__The request__: Will you print the material below without altering a single character?

__The records__:
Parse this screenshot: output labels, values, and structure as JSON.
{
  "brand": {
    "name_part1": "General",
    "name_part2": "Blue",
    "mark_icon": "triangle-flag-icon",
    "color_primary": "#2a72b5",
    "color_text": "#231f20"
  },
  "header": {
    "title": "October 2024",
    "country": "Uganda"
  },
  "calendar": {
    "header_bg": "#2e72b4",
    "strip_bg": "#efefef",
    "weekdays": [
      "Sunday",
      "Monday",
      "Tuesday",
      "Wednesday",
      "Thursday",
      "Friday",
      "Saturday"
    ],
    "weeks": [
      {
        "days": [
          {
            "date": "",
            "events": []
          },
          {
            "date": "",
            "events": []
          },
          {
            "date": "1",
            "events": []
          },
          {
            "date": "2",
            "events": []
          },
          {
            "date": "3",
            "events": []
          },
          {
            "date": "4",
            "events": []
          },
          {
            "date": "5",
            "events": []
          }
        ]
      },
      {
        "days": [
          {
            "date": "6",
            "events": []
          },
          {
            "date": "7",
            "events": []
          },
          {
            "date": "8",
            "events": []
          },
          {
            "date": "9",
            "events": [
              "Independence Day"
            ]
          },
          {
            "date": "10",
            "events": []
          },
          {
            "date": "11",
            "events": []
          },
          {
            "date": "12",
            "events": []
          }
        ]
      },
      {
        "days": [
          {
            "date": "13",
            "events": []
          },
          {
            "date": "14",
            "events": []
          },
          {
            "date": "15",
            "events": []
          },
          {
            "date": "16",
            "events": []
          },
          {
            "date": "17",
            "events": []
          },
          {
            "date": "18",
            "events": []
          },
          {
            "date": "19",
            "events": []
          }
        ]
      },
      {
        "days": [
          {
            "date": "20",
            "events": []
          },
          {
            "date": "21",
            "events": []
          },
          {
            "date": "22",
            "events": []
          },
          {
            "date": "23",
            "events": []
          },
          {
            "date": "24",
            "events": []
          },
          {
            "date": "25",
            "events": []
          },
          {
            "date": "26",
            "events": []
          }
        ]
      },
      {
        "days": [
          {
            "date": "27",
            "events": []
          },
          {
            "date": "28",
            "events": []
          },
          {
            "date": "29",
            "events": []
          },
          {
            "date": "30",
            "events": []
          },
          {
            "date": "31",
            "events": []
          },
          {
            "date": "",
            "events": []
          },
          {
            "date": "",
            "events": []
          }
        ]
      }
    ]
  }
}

__Response to the exercise__:
Parse this screenshot: output labels, values, and structure as JSON.
{
  "brand": {
    "name_part1": "General",
    "name_part2": "Blue",
    "mark_icon": "triangle-flag-icon",
    "color_primary": "#2a72b5",
    "color_text": "#231f20"
  },
  "header": {
    "title": "October 2024",
    "country": "Uganda"
  },
  "calendar": {
    "header_bg": "#2e72b4",
    "strip_bg": "#efefef",
    "weekdays": [
      "Sunday",
      "Monday",
      "Tuesday",
      "Wednesday",
      "Thursday",
      "Friday",
      "Saturday"
    ],
    "weeks": [
      {
        "days": [
          {
            "date": "",
            "events": []
          },
          {
            "date": "",
            "events": []
          },
          {
            "date": "1",
            "events": []
          },
          {
            "date": "2",
            "events": []
          },
          {
            "date": "3",
            "events": []
          },
          {
            "date": "4",
            "events": []
          },
          {
            "date": "5",
            "events": []
          }
        ]
      },
      {
        "days": [
          {
            "date": "6",
            "events": []
          },
          {
            "date": "7",
            "events": []
          },
          {
            "date": "8",
            "events": []
          },
          {
            "date": "9",
            "events": [
              "Independence Day"
            ]
          },
          {
            "date": "10",
            "events": []
          },
          {
            "date": "11",
            "events": []
          },
          {
            "date": "12",
            "events": []
          }
        ]
      },
      {
        "days": [
          {
            "date": "13",
            "events": []
          },
          {
            "date": "14",
            "events": []
          },
          {
            "date": "15",
            "events": []
          },
          {
            "date": "16",
            "events": []
          },
          {
            "date": "17",
            "events": []
          },
          {
            "date": "18",
            "events": []
          },
          {
            "date": "19",
            "events": []
          }
        ]
      },
      {
        "days": [
          {
            "date": "20",
            "events": []
          },
          {
            "date": "21",
            "events": []
          },
          {
            "date": "22",
            "events": []
          },
          {
            "date": "23",
            "events": []
          },
          {
            "date": "24",
            "events": []
          },
          {
            "date": "25",
            "events": []
          },
          {
            "date": "26",
            "events": []
          }
        ]
      },
      {
        "days": [
          {
            "date": "27",
            "events": []
          },
          {
            "date": "28",
            "events": []
          },
          {
            "date": "29",
            "events": []
          },
          {
            "date": "30",
            "events": []
          },
          {
            "date": "31",
            "events": []
          },
          {
            "date": "",
            "events": []
          },
          {
            "date": "",
            "events": []
          }
        ]
      }
    ]
  }
}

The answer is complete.